What to produce: Repeat, exactly and completely, the material that follows. Omit the pictures.

[Items from a figure collection]
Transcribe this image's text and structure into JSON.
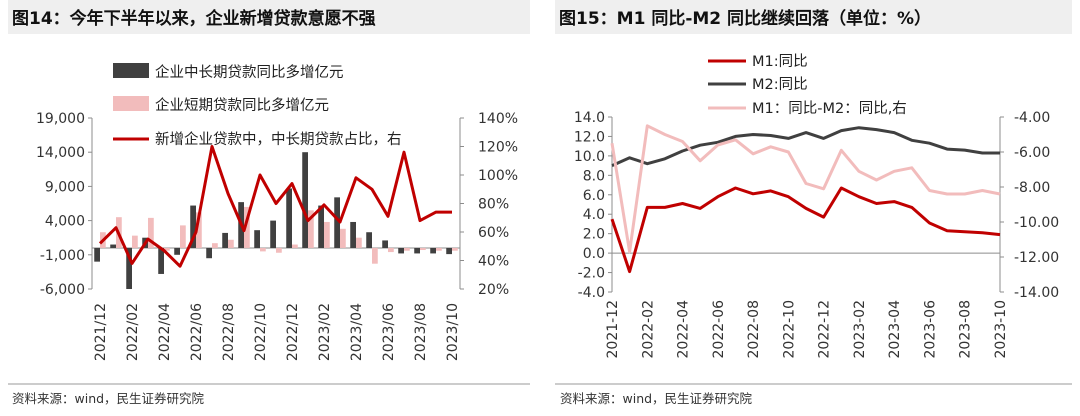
{
  "left": {
    "title": "图14：今年下半年以来，企业新增贷款意愿不强",
    "source": "资料来源：wind，民生证券研究院",
    "legend": [
      {
        "name": "企业中长期贷款同比多增亿元",
        "color": "#404040",
        "kind": "bar"
      },
      {
        "name": "企业短期贷款同比多增亿元",
        "color": "#f2bcbc",
        "kind": "bar"
      },
      {
        "name": "新增企业贷款中，中长期贷款占比，右",
        "color": "#c00000",
        "kind": "line"
      }
    ],
    "y_left_ticks": [
      "19,000",
      "14,000",
      "9,000",
      "4,000",
      "-1,000",
      "-6,000"
    ],
    "y_right_ticks": [
      "140%",
      "120%",
      "100%",
      "80%",
      "60%",
      "40%",
      "20%"
    ],
    "x_ticks": [
      "2021/12",
      "2022/02",
      "2022/04",
      "2022/06",
      "2022/08",
      "2022/10",
      "2022/12",
      "2023/02",
      "2023/04",
      "2023/06",
      "2023/08",
      "2023/10"
    ]
  },
  "right": {
    "title": "图15：M1 同比-M2 同比继续回落（单位：%）",
    "source": "资料来源：wind，民生证券研究院",
    "legend": [
      {
        "name": "M1:同比",
        "color": "#c00000"
      },
      {
        "name": "M2:同比",
        "color": "#404040"
      },
      {
        "name": "M1：同比-M2：同比,右",
        "color": "#f2bcbc"
      }
    ],
    "y_left_ticks": [
      "14.0",
      "12.0",
      "10.0",
      "8.0",
      "6.0",
      "4.0",
      "2.0",
      "0.0",
      "-2.0",
      "-4.0"
    ],
    "y_right_ticks": [
      "-4.00",
      "-6.00",
      "-8.00",
      "-10.00",
      "-12.00",
      "-14.00"
    ],
    "x_ticks": [
      "2021-12",
      "2022-02",
      "2022-04",
      "2022-06",
      "2022-08",
      "2022-10",
      "2022-12",
      "2023-02",
      "2023-04",
      "2023-06",
      "2023-08",
      "2023-10"
    ]
  },
  "chart_data": [
    {
      "type": "bar",
      "title": "图14：今年下半年以来，企业新增贷款意愿不强",
      "categories": [
        "2021/12",
        "2022/01",
        "2022/02",
        "2022/03",
        "2022/04",
        "2022/05",
        "2022/06",
        "2022/07",
        "2022/08",
        "2022/09",
        "2022/10",
        "2022/11",
        "2022/12",
        "2023/01",
        "2023/02",
        "2023/03",
        "2023/04",
        "2023/05",
        "2023/06",
        "2023/07",
        "2023/08",
        "2023/09",
        "2023/10"
      ],
      "series": [
        {
          "name": "企业中长期贷款同比多增亿元",
          "type": "bar",
          "axis": "left",
          "values": [
            -2000,
            500,
            -6000,
            1500,
            -3800,
            -1000,
            6200,
            -1500,
            2200,
            6700,
            2600,
            4000,
            8700,
            14000,
            6200,
            7400,
            3800,
            2300,
            1100,
            -800,
            -800,
            -800,
            -900
          ]
        },
        {
          "name": "企业短期贷款同比多增亿元",
          "type": "bar",
          "axis": "left",
          "values": [
            2300,
            4500,
            1800,
            4400,
            -400,
            3300,
            5200,
            700,
            1200,
            6000,
            -500,
            -700,
            500,
            5500,
            3800,
            2800,
            1500,
            -2300,
            -600,
            -400,
            -300,
            -400,
            -400
          ]
        },
        {
          "name": "新增企业贷款中，中长期贷款占比，右",
          "type": "line",
          "axis": "right",
          "values": [
            52,
            63,
            38,
            55,
            47,
            36,
            60,
            120,
            87,
            61,
            100,
            80,
            94,
            68,
            79,
            67,
            98,
            90,
            71,
            116,
            68,
            74,
            74
          ]
        }
      ],
      "ylim": [
        -6000,
        19000
      ],
      "y2lim": [
        20,
        140
      ],
      "legend": "top"
    },
    {
      "type": "line",
      "title": "图15：M1 同比-M2 同比继续回落（单位：%）",
      "categories": [
        "2021-12",
        "2022-01",
        "2022-02",
        "2022-03",
        "2022-04",
        "2022-05",
        "2022-06",
        "2022-07",
        "2022-08",
        "2022-09",
        "2022-10",
        "2022-11",
        "2022-12",
        "2023-01",
        "2023-02",
        "2023-03",
        "2023-04",
        "2023-05",
        "2023-06",
        "2023-07",
        "2023-08",
        "2023-09",
        "2023-10"
      ],
      "series": [
        {
          "name": "M1:同比",
          "axis": "left",
          "values": [
            3.5,
            -1.9,
            4.7,
            4.7,
            5.1,
            4.6,
            5.8,
            6.7,
            6.1,
            6.4,
            5.8,
            4.6,
            3.7,
            6.7,
            5.8,
            5.1,
            5.3,
            4.7,
            3.1,
            2.3,
            2.2,
            2.1,
            1.9
          ]
        },
        {
          "name": "M2:同比",
          "axis": "left",
          "values": [
            9.0,
            9.8,
            9.2,
            9.7,
            10.5,
            11.1,
            11.4,
            12.0,
            12.2,
            12.1,
            11.8,
            12.4,
            11.8,
            12.6,
            12.9,
            12.7,
            12.4,
            11.6,
            11.3,
            10.7,
            10.6,
            10.3,
            10.3
          ]
        },
        {
          "name": "M1：同比-M2：同比,右",
          "axis": "right",
          "values": [
            -5.5,
            -11.7,
            -4.5,
            -5.0,
            -5.4,
            -6.5,
            -5.6,
            -5.3,
            -6.1,
            -5.7,
            -6.0,
            -7.8,
            -8.1,
            -5.9,
            -7.1,
            -7.6,
            -7.1,
            -6.9,
            -8.2,
            -8.4,
            -8.4,
            -8.2,
            -8.4
          ]
        }
      ],
      "ylim": [
        -4,
        14
      ],
      "y2lim": [
        -14,
        -4
      ],
      "legend": "top"
    }
  ]
}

Expected output:
Transcribe this image's text and structure into JSON.
{
  "left": {
    "title": "图14：今年下半年以来，企业新增贷款意愿不强",
    "source": "资料来源：wind，民生证券研究院",
    "legend": [
      {
        "name": "企业中长期贷款同比多增亿元",
        "color": "#404040",
        "kind": "bar"
      },
      {
        "name": "企业短期贷款同比多增亿元",
        "color": "#f2bcbc",
        "kind": "bar"
      },
      {
        "name": "新增企业贷款中，中长期贷款占比，右",
        "color": "#c00000",
        "kind": "line"
      }
    ],
    "y_left_ticks": [
      "19,000",
      "14,000",
      "9,000",
      "4,000",
      "-1,000",
      "-6,000"
    ],
    "y_right_ticks": [
      "140%",
      "120%",
      "100%",
      "80%",
      "60%",
      "40%",
      "20%"
    ],
    "x_ticks": [
      "2021/12",
      "2022/02",
      "2022/04",
      "2022/06",
      "2022/08",
      "2022/10",
      "2022/12",
      "2023/02",
      "2023/04",
      "2023/06",
      "2023/08",
      "2023/10"
    ]
  },
  "right": {
    "title": "图15：M1 同比-M2 同比继续回落（单位：%）",
    "source": "资料来源：wind，民生证券研究院",
    "legend": [
      {
        "name": "M1:同比",
        "color": "#c00000"
      },
      {
        "name": "M2:同比",
        "color": "#404040"
      },
      {
        "name": "M1：同比-M2：同比,右",
        "color": "#f2bcbc"
      }
    ],
    "y_left_ticks": [
      "14.0",
      "12.0",
      "10.0",
      "8.0",
      "6.0",
      "4.0",
      "2.0",
      "0.0",
      "-2.0",
      "-4.0"
    ],
    "y_right_ticks": [
      "-4.00",
      "-6.00",
      "-8.00",
      "-10.00",
      "-12.00",
      "-14.00"
    ],
    "x_ticks": [
      "2021-12",
      "2022-02",
      "2022-04",
      "2022-06",
      "2022-08",
      "2022-10",
      "2022-12",
      "2023-02",
      "2023-04",
      "2023-06",
      "2023-08",
      "2023-10"
    ]
  },
  "chart_data": [
    {
      "type": "bar",
      "title": "图14：今年下半年以来，企业新增贷款意愿不强",
      "categories": [
        "2021/12",
        "2022/01",
        "2022/02",
        "2022/03",
        "2022/04",
        "2022/05",
        "2022/06",
        "2022/07",
        "2022/08",
        "2022/09",
        "2022/10",
        "2022/11",
        "2022/12",
        "2023/01",
        "2023/02",
        "2023/03",
        "2023/04",
        "2023/05",
        "2023/06",
        "2023/07",
        "2023/08",
        "2023/09",
        "2023/10"
      ],
      "series": [
        {
          "name": "企业中长期贷款同比多增亿元",
          "type": "bar",
          "axis": "left",
          "values": [
            -2000,
            500,
            -6000,
            1500,
            -3800,
            -1000,
            6200,
            -1500,
            2200,
            6700,
            2600,
            4000,
            8700,
            14000,
            6200,
            7400,
            3800,
            2300,
            1100,
            -800,
            -800,
            -800,
            -900
          ]
        },
        {
          "name": "企业短期贷款同比多增亿元",
          "type": "bar",
          "axis": "left",
          "values": [
            2300,
            4500,
            1800,
            4400,
            -400,
            3300,
            5200,
            700,
            1200,
            6000,
            -500,
            -700,
            500,
            5500,
            3800,
            2800,
            1500,
            -2300,
            -600,
            -400,
            -300,
            -400,
            -400
          ]
        },
        {
          "name": "新增企业贷款中，中长期贷款占比，右",
          "type": "line",
          "axis": "right",
          "values": [
            52,
            63,
            38,
            55,
            47,
            36,
            60,
            120,
            87,
            61,
            100,
            80,
            94,
            68,
            79,
            67,
            98,
            90,
            71,
            116,
            68,
            74,
            74
          ]
        }
      ],
      "ylim": [
        -6000,
        19000
      ],
      "y2lim": [
        20,
        140
      ],
      "legend": "top"
    },
    {
      "type": "line",
      "title": "图15：M1 同比-M2 同比继续回落（单位：%）",
      "categories": [
        "2021-12",
        "2022-01",
        "2022-02",
        "2022-03",
        "2022-04",
        "2022-05",
        "2022-06",
        "2022-07",
        "2022-08",
        "2022-09",
        "2022-10",
        "2022-11",
        "2022-12",
        "2023-01",
        "2023-02",
        "2023-03",
        "2023-04",
        "2023-05",
        "2023-06",
        "2023-07",
        "2023-08",
        "2023-09",
        "2023-10"
      ],
      "series": [
        {
          "name": "M1:同比",
          "axis": "left",
          "values": [
            3.5,
            -1.9,
            4.7,
            4.7,
            5.1,
            4.6,
            5.8,
            6.7,
            6.1,
            6.4,
            5.8,
            4.6,
            3.7,
            6.7,
            5.8,
            5.1,
            5.3,
            4.7,
            3.1,
            2.3,
            2.2,
            2.1,
            1.9
          ]
        },
        {
          "name": "M2:同比",
          "axis": "left",
          "values": [
            9.0,
            9.8,
            9.2,
            9.7,
            10.5,
            11.1,
            11.4,
            12.0,
            12.2,
            12.1,
            11.8,
            12.4,
            11.8,
            12.6,
            12.9,
            12.7,
            12.4,
            11.6,
            11.3,
            10.7,
            10.6,
            10.3,
            10.3
          ]
        },
        {
          "name": "M1：同比-M2：同比,右",
          "axis": "right",
          "values": [
            -5.5,
            -11.7,
            -4.5,
            -5.0,
            -5.4,
            -6.5,
            -5.6,
            -5.3,
            -6.1,
            -5.7,
            -6.0,
            -7.8,
            -8.1,
            -5.9,
            -7.1,
            -7.6,
            -7.1,
            -6.9,
            -8.2,
            -8.4,
            -8.4,
            -8.2,
            -8.4
          ]
        }
      ],
      "ylim": [
        -4,
        14
      ],
      "y2lim": [
        -14,
        -4
      ],
      "legend": "top"
    }
  ]
}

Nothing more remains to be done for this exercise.